• INSTRUCTION
Copy every line in which the string "Collections" occurs.

┌────────

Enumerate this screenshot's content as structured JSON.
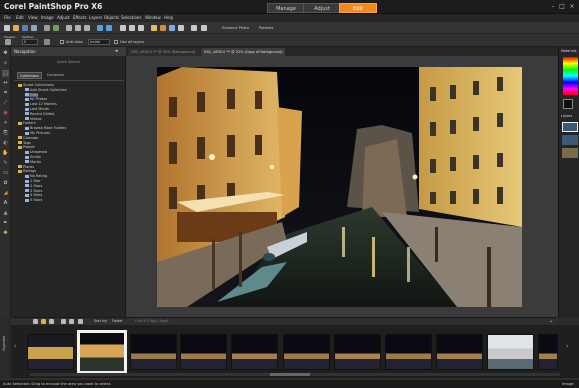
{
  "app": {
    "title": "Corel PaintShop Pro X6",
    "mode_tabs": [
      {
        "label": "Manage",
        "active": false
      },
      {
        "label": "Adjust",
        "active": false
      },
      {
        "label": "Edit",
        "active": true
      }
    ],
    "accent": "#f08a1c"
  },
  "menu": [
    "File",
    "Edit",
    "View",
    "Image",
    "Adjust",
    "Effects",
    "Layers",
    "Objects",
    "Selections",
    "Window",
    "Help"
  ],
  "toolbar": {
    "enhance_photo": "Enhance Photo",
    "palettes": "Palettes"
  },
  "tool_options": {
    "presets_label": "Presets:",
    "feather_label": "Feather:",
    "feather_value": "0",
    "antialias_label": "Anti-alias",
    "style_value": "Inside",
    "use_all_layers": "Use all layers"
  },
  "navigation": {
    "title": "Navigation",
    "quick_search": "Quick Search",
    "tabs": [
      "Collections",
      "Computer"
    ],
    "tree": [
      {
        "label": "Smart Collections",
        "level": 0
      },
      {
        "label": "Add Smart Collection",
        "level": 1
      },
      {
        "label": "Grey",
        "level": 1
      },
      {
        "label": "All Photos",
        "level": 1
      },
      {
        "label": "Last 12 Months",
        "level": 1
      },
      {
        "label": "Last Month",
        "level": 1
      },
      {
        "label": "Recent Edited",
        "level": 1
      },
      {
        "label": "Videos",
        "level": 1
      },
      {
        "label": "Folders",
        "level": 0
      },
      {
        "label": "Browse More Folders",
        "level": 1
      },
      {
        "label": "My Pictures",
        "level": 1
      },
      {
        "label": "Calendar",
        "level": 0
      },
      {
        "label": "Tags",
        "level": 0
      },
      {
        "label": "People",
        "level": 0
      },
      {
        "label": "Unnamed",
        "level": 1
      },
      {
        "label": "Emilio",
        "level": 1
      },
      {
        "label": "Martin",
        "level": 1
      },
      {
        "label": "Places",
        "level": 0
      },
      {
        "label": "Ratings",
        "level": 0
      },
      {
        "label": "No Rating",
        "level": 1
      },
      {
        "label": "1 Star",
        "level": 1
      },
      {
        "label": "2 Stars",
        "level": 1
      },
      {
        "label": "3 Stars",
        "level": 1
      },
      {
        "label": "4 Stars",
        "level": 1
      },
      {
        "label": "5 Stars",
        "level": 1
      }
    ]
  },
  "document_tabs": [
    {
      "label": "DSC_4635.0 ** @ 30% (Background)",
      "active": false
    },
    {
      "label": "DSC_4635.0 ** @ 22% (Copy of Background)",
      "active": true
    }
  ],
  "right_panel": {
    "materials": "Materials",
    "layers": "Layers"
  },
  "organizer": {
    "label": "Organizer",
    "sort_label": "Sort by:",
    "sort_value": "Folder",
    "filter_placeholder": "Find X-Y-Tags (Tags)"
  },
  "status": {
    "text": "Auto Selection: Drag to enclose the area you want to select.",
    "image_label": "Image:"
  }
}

└────────

• RIGHT ANSWER
      "Collections",
        "label": "Smart Collections",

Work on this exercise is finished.